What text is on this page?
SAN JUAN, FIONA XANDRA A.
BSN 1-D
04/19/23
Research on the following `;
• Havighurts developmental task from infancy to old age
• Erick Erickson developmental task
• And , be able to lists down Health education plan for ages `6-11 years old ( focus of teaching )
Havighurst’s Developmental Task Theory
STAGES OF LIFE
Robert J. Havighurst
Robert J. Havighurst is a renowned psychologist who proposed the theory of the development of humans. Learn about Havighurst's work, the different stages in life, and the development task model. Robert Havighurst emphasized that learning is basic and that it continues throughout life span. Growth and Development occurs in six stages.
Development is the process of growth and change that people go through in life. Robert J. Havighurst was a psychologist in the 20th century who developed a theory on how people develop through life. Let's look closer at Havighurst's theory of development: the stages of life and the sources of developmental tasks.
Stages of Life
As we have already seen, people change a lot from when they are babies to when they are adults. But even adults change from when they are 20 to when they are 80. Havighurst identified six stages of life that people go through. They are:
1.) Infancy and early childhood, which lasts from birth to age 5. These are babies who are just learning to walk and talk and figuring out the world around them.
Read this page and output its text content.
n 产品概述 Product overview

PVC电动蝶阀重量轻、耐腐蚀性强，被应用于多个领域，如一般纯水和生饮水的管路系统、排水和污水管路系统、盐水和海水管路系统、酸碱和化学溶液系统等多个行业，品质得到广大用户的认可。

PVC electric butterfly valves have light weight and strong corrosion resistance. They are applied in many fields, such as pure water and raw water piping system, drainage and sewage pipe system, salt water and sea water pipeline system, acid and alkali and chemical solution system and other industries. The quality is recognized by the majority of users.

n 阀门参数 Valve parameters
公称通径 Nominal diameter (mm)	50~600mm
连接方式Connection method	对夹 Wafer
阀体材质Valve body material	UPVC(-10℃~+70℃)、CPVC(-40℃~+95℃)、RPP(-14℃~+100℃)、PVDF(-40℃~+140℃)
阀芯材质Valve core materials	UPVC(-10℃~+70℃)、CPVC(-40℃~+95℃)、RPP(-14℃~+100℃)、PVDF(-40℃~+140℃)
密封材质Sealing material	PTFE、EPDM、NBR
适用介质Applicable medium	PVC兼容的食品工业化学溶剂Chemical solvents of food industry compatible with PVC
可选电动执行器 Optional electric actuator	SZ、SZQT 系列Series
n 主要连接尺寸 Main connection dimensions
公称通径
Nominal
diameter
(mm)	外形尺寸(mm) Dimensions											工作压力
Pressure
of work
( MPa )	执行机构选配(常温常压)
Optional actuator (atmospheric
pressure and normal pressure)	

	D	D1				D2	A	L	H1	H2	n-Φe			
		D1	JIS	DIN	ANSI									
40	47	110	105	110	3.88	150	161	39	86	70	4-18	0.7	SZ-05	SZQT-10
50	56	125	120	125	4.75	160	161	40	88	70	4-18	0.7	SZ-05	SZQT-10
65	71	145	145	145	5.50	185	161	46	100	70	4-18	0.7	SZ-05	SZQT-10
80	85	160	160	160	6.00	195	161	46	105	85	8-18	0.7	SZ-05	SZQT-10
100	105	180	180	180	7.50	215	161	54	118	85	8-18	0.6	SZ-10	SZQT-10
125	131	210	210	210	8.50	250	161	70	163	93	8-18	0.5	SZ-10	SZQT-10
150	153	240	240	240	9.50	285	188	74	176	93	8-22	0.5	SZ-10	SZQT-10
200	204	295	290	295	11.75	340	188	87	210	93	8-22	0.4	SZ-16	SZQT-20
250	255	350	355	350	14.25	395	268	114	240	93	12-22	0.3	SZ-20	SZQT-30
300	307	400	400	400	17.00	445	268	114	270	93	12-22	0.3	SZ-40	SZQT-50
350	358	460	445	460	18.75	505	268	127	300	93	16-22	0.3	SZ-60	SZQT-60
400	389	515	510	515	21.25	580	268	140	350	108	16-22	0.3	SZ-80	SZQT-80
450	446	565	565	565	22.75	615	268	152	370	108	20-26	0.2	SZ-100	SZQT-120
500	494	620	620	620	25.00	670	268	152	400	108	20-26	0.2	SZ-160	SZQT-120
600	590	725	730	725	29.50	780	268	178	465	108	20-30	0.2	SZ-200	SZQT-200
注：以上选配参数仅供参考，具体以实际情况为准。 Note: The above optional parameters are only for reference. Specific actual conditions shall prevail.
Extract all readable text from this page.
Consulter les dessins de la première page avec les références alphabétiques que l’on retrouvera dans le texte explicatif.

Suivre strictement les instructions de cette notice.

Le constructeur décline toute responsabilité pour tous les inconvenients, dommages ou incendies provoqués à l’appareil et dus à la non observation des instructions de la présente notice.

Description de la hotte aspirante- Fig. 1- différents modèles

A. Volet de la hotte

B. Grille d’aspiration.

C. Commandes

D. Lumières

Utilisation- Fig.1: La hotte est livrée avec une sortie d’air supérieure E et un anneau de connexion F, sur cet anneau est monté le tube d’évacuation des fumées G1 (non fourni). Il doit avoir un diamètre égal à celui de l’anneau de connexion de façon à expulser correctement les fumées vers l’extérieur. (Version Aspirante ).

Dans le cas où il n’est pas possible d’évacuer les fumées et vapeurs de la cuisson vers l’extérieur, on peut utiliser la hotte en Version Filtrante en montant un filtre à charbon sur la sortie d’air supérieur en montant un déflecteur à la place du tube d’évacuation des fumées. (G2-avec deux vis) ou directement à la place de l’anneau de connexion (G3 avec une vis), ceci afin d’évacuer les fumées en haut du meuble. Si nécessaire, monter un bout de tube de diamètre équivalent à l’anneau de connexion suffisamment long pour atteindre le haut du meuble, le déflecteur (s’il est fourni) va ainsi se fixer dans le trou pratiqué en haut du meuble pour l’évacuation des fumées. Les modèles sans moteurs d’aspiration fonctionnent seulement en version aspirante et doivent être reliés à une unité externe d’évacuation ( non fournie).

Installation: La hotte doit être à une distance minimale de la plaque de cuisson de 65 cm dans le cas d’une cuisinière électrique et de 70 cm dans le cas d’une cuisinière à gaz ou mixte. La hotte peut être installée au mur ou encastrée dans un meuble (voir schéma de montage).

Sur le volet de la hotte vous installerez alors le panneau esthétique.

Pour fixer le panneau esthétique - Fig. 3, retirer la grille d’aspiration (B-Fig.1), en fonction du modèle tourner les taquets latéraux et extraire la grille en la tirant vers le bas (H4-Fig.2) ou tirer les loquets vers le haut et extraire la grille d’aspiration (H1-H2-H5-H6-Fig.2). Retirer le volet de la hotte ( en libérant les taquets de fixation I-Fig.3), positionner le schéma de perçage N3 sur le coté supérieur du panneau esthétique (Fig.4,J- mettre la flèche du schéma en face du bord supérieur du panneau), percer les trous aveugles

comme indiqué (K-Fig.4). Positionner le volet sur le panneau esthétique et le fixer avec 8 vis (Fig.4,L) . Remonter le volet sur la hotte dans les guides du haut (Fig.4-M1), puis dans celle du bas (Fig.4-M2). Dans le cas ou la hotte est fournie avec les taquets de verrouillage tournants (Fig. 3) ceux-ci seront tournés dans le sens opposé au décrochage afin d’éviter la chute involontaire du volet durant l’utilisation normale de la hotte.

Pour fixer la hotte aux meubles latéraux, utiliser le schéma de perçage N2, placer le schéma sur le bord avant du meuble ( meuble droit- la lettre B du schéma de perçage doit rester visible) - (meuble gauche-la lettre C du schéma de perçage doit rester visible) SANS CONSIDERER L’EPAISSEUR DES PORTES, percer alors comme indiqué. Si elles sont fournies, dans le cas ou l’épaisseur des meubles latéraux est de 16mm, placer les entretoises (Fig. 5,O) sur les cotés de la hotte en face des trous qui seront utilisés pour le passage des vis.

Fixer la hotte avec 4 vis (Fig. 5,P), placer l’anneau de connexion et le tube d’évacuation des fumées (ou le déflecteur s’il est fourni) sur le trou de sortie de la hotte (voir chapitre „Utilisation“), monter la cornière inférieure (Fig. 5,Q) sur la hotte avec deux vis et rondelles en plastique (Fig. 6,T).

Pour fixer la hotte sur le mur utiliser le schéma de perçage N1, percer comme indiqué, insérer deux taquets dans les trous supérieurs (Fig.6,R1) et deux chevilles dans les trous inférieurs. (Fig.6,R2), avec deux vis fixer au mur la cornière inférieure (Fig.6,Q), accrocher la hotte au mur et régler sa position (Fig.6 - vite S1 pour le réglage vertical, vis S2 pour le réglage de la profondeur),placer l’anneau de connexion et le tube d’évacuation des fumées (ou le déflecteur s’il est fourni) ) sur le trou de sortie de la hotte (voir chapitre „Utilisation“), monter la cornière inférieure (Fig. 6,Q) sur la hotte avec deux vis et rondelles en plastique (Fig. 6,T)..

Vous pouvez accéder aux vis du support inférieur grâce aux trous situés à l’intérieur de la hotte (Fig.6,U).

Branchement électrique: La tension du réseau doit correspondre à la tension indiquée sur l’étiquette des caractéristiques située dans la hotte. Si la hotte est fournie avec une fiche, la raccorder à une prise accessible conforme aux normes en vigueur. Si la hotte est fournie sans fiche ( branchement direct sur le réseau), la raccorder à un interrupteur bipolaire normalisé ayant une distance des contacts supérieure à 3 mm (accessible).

_ _ _ _ _

Return all lines with the word "Nominal" in them.

§ **COMPLETE OUTPUT**
公称通径 Nominal diameter (mm)	50~600mm
Nominal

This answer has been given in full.